» SUPPLIED MATERIAL:
######
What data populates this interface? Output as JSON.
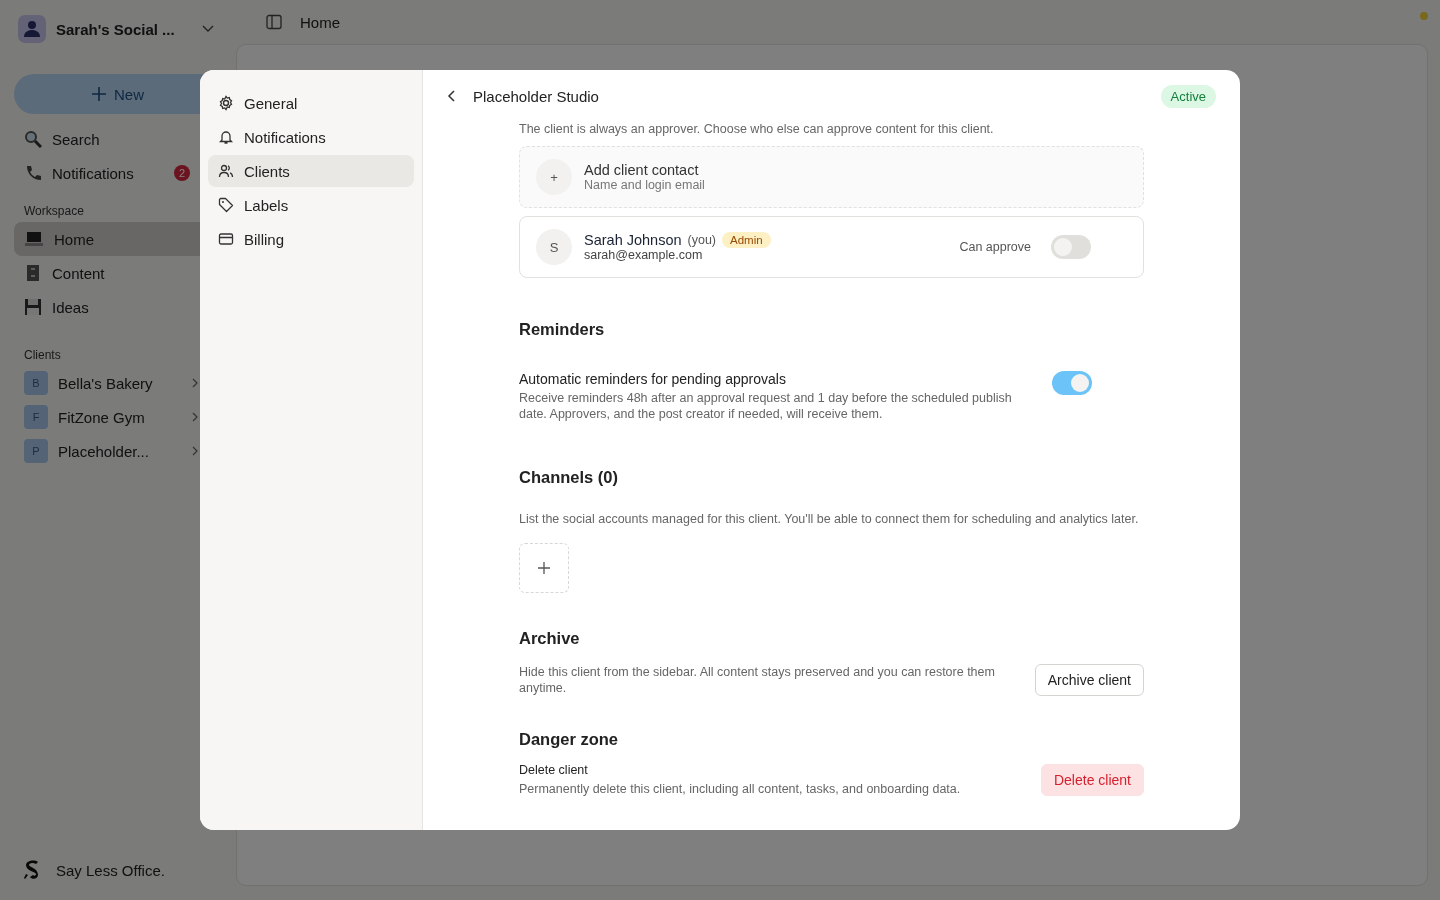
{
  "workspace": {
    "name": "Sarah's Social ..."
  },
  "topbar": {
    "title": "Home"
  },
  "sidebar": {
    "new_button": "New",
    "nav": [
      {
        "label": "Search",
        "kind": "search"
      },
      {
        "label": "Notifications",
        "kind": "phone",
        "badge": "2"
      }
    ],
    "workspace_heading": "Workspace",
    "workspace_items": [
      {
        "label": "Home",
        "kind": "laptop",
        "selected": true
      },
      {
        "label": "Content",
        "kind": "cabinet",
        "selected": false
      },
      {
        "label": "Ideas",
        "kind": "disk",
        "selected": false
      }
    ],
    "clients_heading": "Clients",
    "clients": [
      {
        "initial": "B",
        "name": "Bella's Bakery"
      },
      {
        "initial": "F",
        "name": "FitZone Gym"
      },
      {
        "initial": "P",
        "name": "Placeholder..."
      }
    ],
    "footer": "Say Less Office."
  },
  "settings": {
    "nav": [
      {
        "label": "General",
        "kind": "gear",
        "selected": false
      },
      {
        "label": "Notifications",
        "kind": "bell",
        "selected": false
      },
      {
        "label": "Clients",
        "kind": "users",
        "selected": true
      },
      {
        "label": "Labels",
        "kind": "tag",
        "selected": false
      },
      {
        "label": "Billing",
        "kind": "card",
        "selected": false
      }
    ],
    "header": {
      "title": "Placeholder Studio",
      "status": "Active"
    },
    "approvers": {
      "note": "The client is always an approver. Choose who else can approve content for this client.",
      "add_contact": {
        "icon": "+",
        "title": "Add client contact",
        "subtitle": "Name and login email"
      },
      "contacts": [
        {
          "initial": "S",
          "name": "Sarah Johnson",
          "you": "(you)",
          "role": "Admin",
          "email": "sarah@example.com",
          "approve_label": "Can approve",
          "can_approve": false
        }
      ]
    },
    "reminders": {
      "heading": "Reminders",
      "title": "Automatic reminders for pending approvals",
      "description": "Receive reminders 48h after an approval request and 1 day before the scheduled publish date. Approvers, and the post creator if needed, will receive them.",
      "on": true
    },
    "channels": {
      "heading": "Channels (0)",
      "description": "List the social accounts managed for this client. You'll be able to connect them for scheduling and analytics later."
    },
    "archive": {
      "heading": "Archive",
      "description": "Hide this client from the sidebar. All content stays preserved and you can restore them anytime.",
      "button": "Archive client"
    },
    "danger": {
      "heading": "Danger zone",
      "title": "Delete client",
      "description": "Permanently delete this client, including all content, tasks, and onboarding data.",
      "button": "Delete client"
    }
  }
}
######
» INSTRUCTIONS TO FOLLOW:
Copy the material above in full and exactly, skipping pictures.

» OUTPUT OF THE TASK:
What data populates this interface? Output as JSON.
{
  "workspace": {
    "name": "Sarah's Social ..."
  },
  "topbar": {
    "title": "Home"
  },
  "sidebar": {
    "new_button": "New",
    "nav": [
      {
        "label": "Search",
        "kind": "search"
      },
      {
        "label": "Notifications",
        "kind": "phone",
        "badge": "2"
      }
    ],
    "workspace_heading": "Workspace",
    "workspace_items": [
      {
        "label": "Home",
        "kind": "laptop",
        "selected": true
      },
      {
        "label": "Content",
        "kind": "cabinet",
        "selected": false
      },
      {
        "label": "Ideas",
        "kind": "disk",
        "selected": false
      }
    ],
    "clients_heading": "Clients",
    "clients": [
      {
        "initial": "B",
        "name": "Bella's Bakery"
      },
      {
        "initial": "F",
        "name": "FitZone Gym"
      },
      {
        "initial": "P",
        "name": "Placeholder..."
      }
    ],
    "footer": "Say Less Office."
  },
  "settings": {
    "nav": [
      {
        "label": "General",
        "kind": "gear",
        "selected": false
      },
      {
        "label": "Notifications",
        "kind": "bell",
        "selected": false
      },
      {
        "label": "Clients",
        "kind": "users",
        "selected": true
      },
      {
        "label": "Labels",
        "kind": "tag",
        "selected": false
      },
      {
        "label": "Billing",
        "kind": "card",
        "selected": false
      }
    ],
    "header": {
      "title": "Placeholder Studio",
      "status": "Active"
    },
    "approvers": {
      "note": "The client is always an approver. Choose who else can approve content for this client.",
      "add_contact": {
        "icon": "+",
        "title": "Add client contact",
        "subtitle": "Name and login email"
      },
      "contacts": [
        {
          "initial": "S",
          "name": "Sarah Johnson",
          "you": "(you)",
          "role": "Admin",
          "email": "sarah@example.com",
          "approve_label": "Can approve",
          "can_approve": false
        }
      ]
    },
    "reminders": {
      "heading": "Reminders",
      "title": "Automatic reminders for pending approvals",
      "description": "Receive reminders 48h after an approval request and 1 day before the scheduled publish date. Approvers, and the post creator if needed, will receive them.",
      "on": true
    },
    "channels": {
      "heading": "Channels (0)",
      "description": "List the social accounts managed for this client. You'll be able to connect them for scheduling and analytics later."
    },
    "archive": {
      "heading": "Archive",
      "description": "Hide this client from the sidebar. All content stays preserved and you can restore them anytime.",
      "button": "Archive client"
    },
    "danger": {
      "heading": "Danger zone",
      "title": "Delete client",
      "description": "Permanently delete this client, including all content, tasks, and onboarding data.",
      "button": "Delete client"
    }
  }
}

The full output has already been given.